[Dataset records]

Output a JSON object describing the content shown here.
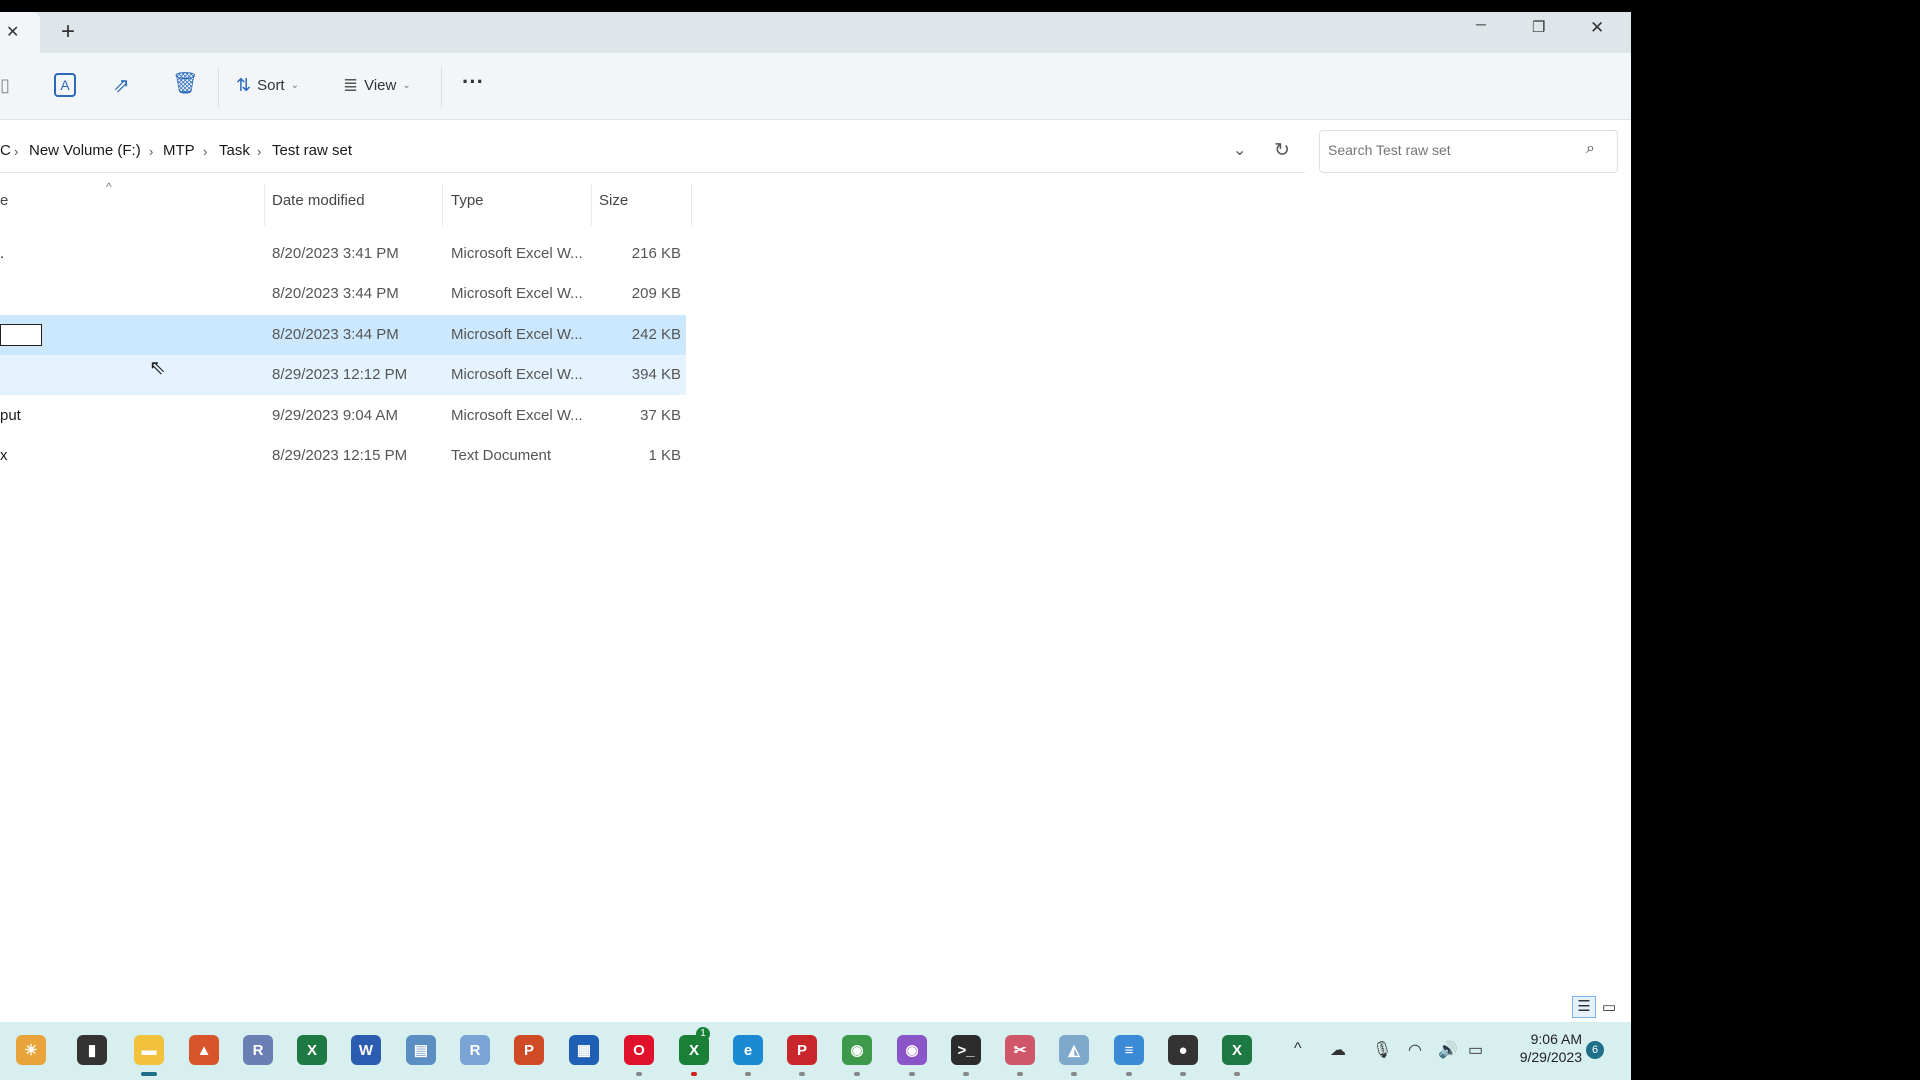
{
  "tabs": {
    "new_tab": "+",
    "close": "✕"
  },
  "window": {
    "minimize": "─",
    "maximize": "❐",
    "close": "✕"
  },
  "toolbar": {
    "sort": "Sort",
    "view": "View",
    "more": "···"
  },
  "breadcrumb": [
    "C",
    "New Volume (F:)",
    "MTP",
    "Task",
    "Test raw set"
  ],
  "search": {
    "placeholder": "Search Test raw set"
  },
  "columns": {
    "date": "Date modified",
    "type": "Type",
    "size": "Size",
    "name_partial": "e"
  },
  "rows": [
    {
      "name": ".",
      "date": "8/20/2023 3:41 PM",
      "type": "Microsoft Excel W...",
      "size": "216 KB",
      "state": "normal"
    },
    {
      "name": "",
      "date": "8/20/2023 3:44 PM",
      "type": "Microsoft Excel W...",
      "size": "209 KB",
      "state": "normal"
    },
    {
      "name": "",
      "date": "8/20/2023 3:44 PM",
      "type": "Microsoft Excel W...",
      "size": "242 KB",
      "state": "selected-renaming"
    },
    {
      "name": "",
      "date": "8/29/2023 12:12 PM",
      "type": "Microsoft Excel W...",
      "size": "394 KB",
      "state": "hover"
    },
    {
      "name": "put",
      "date": "9/29/2023 9:04 AM",
      "type": "Microsoft Excel W...",
      "size": "37 KB",
      "state": "normal"
    },
    {
      "name": "x",
      "date": "8/29/2023 12:15 PM",
      "type": "Text Document",
      "size": "1 KB",
      "state": "normal"
    }
  ],
  "taskbar": {
    "apps": [
      {
        "name": "widgets",
        "glyph": "☀",
        "color": "#e8a33a"
      },
      {
        "name": "task-view",
        "glyph": "▮",
        "color": "#333333"
      },
      {
        "name": "file-explorer",
        "glyph": "▬",
        "color": "#f2c23c"
      },
      {
        "name": "matlab",
        "glyph": "▲",
        "color": "#d8542a"
      },
      {
        "name": "r",
        "glyph": "R",
        "color": "#6a7fb3"
      },
      {
        "name": "excel",
        "glyph": "X",
        "color": "#1d7a43"
      },
      {
        "name": "word",
        "glyph": "W",
        "color": "#2a5db0"
      },
      {
        "name": "python-idle",
        "glyph": "▤",
        "color": "#5b8ec2"
      },
      {
        "name": "rstudio",
        "glyph": "R",
        "color": "#7aa3d6"
      },
      {
        "name": "powerpoint",
        "glyph": "P",
        "color": "#d04a26"
      },
      {
        "name": "microsoft-store",
        "glyph": "▦",
        "color": "#1f5fb5"
      },
      {
        "name": "opera",
        "glyph": "O",
        "color": "#e0122b"
      },
      {
        "name": "xbox",
        "glyph": "X",
        "color": "#1a7f37"
      },
      {
        "name": "edge",
        "glyph": "e",
        "color": "#1c8ad2"
      },
      {
        "name": "acrobat",
        "glyph": "P",
        "color": "#c8262b"
      },
      {
        "name": "chrome",
        "glyph": "◉",
        "color": "#3c9a4a"
      },
      {
        "name": "chrome-profile",
        "glyph": "◉",
        "color": "#8a55c8"
      },
      {
        "name": "terminal",
        "glyph": ">_",
        "color": "#2c2c2c"
      },
      {
        "name": "snipping-tool",
        "glyph": "✂",
        "color": "#d0566a"
      },
      {
        "name": "image-viewer",
        "glyph": "◭",
        "color": "#7ea8cc"
      },
      {
        "name": "notepad",
        "glyph": "≡",
        "color": "#3a8ad6"
      },
      {
        "name": "obs",
        "glyph": "●",
        "color": "#333333"
      },
      {
        "name": "excel-2",
        "glyph": "X",
        "color": "#1d7a43"
      }
    ],
    "badge_xbox": "1",
    "tray": {
      "chevron": "^",
      "time": "9:06 AM",
      "date": "9/29/2023",
      "notifications": "6"
    }
  }
}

## WHAT IS REQUIRED
Pick out every line of the listing containing the word "size", and show those lines.

## SOLUTION FOR THIS TASK
    "size": "Size",
      "size": "216 KB",
      "size": "209 KB",
      "size": "242 KB",
      "size": "394 KB",
      "size": "37 KB",
      "size": "1 KB",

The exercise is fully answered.